◆ Instruction:
Every line below that contains "ſunt" is to be copied.

◆ Dataset records:
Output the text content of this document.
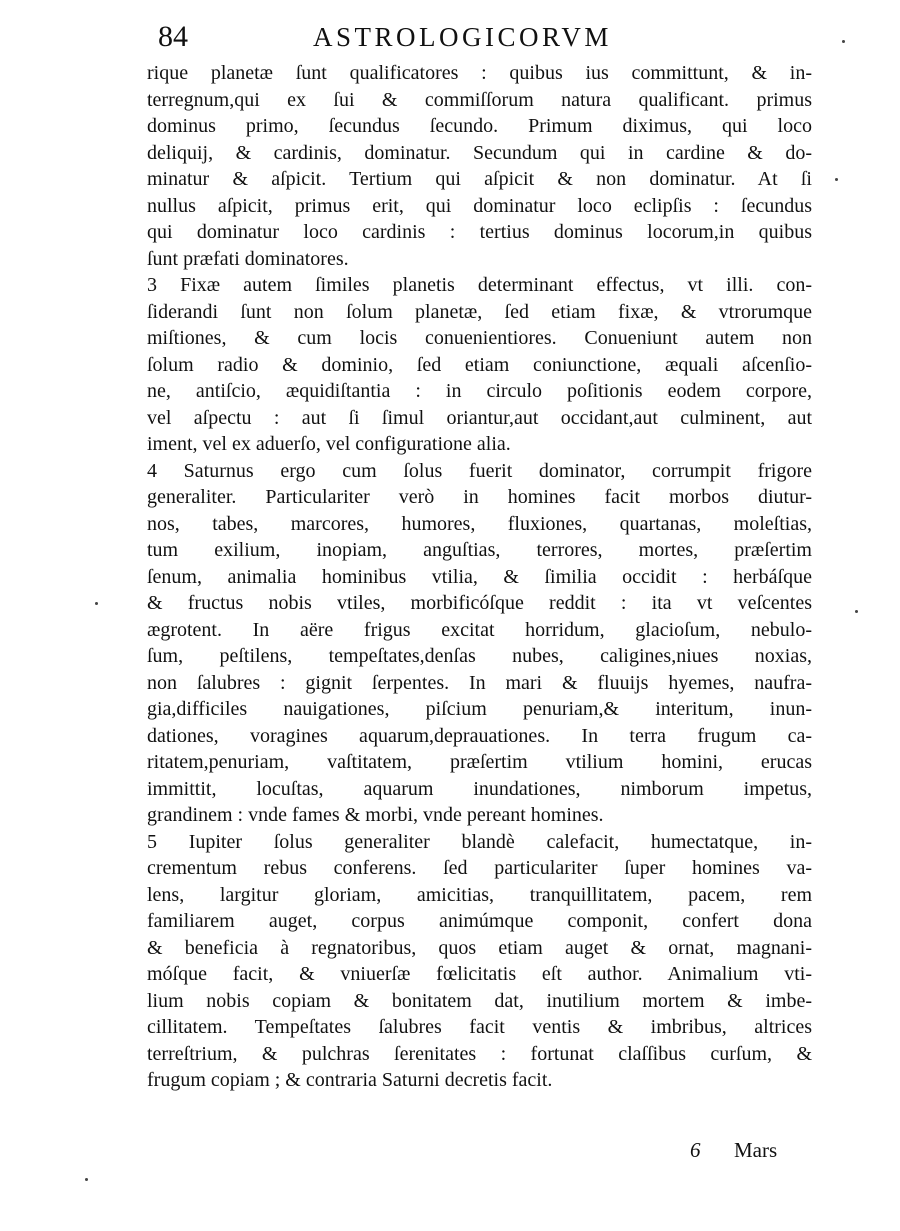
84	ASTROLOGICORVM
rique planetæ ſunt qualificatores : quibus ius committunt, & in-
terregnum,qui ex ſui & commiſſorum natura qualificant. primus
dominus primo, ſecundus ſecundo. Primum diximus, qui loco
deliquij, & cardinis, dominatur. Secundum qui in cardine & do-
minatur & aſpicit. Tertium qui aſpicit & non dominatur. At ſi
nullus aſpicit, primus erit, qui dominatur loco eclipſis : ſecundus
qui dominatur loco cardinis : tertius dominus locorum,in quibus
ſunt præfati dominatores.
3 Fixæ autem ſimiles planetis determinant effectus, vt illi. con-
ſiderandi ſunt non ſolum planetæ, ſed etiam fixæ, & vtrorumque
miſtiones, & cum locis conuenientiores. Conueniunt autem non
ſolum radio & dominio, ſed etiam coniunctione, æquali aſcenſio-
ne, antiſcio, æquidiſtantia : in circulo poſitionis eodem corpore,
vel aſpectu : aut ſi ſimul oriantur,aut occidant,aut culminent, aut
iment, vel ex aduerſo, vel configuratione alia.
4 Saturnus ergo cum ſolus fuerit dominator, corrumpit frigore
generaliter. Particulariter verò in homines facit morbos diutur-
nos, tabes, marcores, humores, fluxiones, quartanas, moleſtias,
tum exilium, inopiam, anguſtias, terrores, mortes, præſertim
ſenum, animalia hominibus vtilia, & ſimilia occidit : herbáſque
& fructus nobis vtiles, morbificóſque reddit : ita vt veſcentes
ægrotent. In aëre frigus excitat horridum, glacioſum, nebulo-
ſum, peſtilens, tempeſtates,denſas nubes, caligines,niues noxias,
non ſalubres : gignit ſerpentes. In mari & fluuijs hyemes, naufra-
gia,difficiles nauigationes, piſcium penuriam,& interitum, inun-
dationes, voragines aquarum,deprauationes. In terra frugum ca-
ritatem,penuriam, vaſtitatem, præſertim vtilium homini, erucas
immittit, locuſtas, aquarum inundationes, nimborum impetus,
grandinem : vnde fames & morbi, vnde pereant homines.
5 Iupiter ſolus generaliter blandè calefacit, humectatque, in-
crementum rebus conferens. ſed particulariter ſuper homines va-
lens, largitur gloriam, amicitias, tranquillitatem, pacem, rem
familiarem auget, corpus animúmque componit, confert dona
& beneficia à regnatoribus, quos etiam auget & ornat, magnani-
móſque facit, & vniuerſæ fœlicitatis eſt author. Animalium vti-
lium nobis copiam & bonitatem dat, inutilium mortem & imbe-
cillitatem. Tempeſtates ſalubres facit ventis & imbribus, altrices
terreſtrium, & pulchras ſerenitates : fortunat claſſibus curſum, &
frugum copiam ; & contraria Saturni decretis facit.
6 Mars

...

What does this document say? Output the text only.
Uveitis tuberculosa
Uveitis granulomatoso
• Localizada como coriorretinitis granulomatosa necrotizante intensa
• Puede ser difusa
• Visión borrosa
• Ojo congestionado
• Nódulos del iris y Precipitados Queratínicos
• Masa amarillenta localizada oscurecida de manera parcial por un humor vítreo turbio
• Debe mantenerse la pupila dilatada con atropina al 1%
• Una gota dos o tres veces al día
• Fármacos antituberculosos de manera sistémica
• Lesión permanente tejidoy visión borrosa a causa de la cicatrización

...

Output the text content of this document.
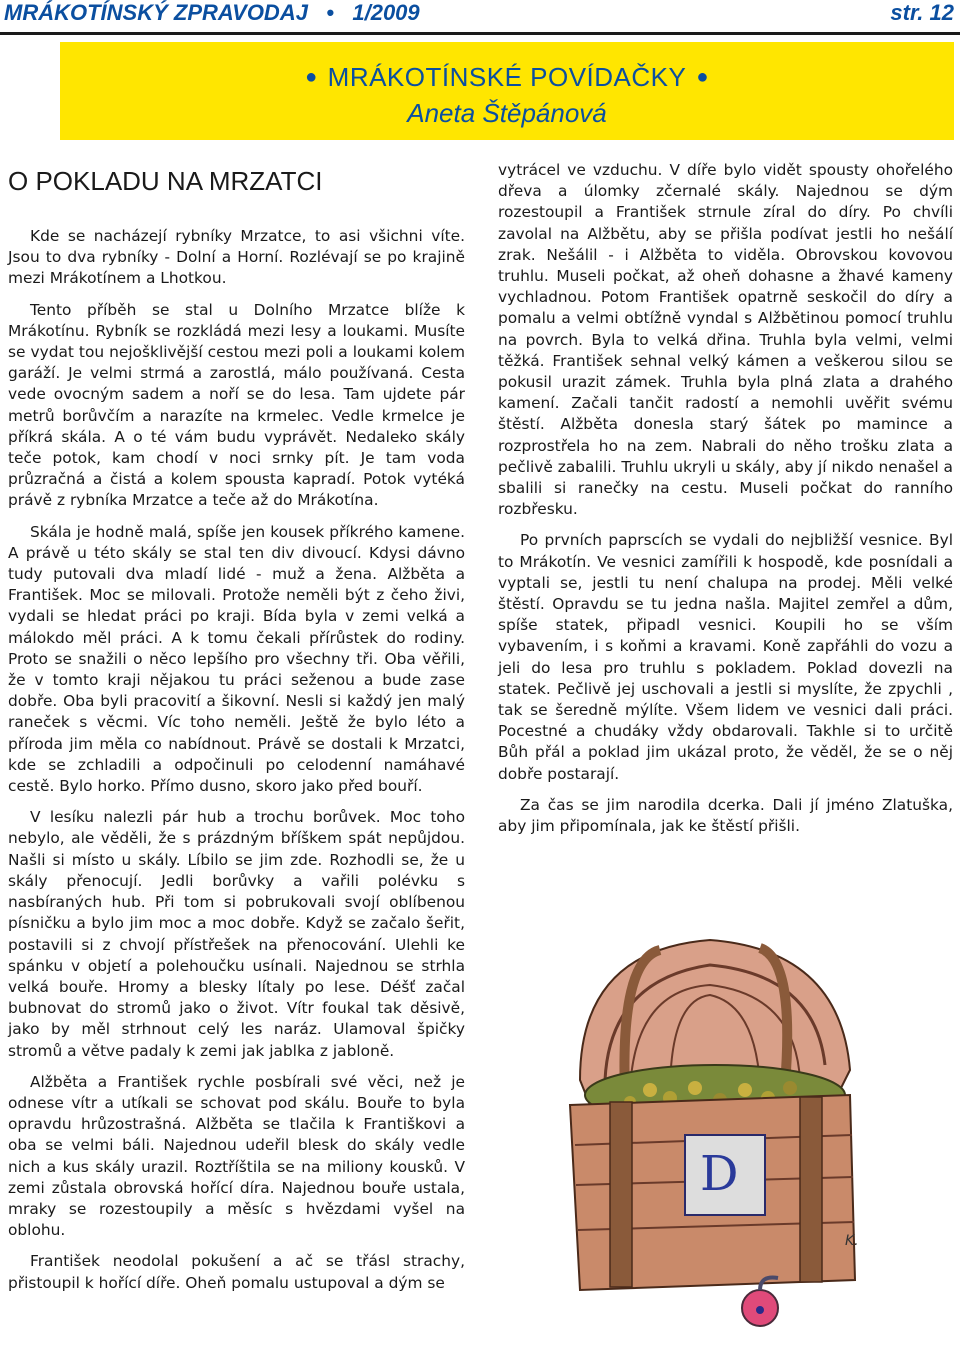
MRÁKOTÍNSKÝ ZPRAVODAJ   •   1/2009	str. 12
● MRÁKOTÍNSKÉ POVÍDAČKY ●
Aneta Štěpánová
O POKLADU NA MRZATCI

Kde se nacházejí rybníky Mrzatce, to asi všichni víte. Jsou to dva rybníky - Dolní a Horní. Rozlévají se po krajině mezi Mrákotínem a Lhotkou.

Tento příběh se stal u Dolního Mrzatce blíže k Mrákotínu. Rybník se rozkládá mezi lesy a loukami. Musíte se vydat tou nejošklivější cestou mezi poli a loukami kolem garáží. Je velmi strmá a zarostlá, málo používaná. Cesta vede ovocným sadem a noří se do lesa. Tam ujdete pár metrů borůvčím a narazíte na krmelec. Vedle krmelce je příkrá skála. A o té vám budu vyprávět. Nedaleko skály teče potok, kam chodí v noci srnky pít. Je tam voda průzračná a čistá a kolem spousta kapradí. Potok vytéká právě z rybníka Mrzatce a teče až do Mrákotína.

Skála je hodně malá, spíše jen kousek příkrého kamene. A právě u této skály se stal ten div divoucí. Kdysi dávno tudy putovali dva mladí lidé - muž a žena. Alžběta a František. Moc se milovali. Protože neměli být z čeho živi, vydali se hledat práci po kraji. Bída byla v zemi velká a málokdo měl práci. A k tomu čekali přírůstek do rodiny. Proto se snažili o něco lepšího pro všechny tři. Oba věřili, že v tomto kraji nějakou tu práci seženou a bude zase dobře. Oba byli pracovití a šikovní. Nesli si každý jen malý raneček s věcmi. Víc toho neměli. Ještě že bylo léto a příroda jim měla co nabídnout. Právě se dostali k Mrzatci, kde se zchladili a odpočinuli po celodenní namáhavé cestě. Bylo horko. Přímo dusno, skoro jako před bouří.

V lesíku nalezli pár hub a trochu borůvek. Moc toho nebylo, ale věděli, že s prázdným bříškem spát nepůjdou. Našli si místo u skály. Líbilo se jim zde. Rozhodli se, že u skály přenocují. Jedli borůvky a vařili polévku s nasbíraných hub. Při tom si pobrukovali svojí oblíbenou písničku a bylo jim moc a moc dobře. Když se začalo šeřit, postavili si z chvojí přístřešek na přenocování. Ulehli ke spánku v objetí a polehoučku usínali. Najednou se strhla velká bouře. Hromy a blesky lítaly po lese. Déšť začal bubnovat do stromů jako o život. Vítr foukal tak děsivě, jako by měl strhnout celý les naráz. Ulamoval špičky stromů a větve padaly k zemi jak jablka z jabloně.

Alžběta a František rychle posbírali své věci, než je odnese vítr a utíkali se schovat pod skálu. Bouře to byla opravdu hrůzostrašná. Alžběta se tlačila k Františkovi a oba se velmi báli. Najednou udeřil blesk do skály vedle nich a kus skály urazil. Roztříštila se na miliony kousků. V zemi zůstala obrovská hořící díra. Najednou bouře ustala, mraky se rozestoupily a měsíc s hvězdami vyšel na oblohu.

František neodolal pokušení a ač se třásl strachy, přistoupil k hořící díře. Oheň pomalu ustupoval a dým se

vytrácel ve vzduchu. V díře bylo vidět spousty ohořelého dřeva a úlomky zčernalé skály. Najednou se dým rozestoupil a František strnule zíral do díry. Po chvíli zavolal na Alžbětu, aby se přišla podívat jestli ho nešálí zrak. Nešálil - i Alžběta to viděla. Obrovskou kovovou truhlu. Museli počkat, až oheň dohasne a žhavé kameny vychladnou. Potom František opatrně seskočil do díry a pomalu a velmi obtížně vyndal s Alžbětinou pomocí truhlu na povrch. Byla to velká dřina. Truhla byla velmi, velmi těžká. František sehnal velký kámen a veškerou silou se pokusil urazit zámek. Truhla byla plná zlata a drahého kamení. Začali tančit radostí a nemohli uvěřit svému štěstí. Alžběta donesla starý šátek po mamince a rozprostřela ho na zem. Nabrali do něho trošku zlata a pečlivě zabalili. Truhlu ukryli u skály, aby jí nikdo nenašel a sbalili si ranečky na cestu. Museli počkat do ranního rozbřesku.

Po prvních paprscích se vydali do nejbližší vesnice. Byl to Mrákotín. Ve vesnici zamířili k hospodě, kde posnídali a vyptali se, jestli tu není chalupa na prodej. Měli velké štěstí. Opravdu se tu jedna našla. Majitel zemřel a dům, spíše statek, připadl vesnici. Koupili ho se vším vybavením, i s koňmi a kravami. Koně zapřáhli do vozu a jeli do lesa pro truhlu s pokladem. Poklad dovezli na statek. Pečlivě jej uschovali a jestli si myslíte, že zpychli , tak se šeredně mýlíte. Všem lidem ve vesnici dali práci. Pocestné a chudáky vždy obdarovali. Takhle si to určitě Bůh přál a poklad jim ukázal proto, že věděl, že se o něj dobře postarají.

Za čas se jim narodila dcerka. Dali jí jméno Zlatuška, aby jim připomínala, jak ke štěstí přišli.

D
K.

◆ Exercise response:
rique planetæ ſunt qualificatores : quibus ius committunt, & in-
ſunt præfati dominatores.
ſiderandi ſunt non ſolum planetæ, ſed etiam fixæ, & vtrorumque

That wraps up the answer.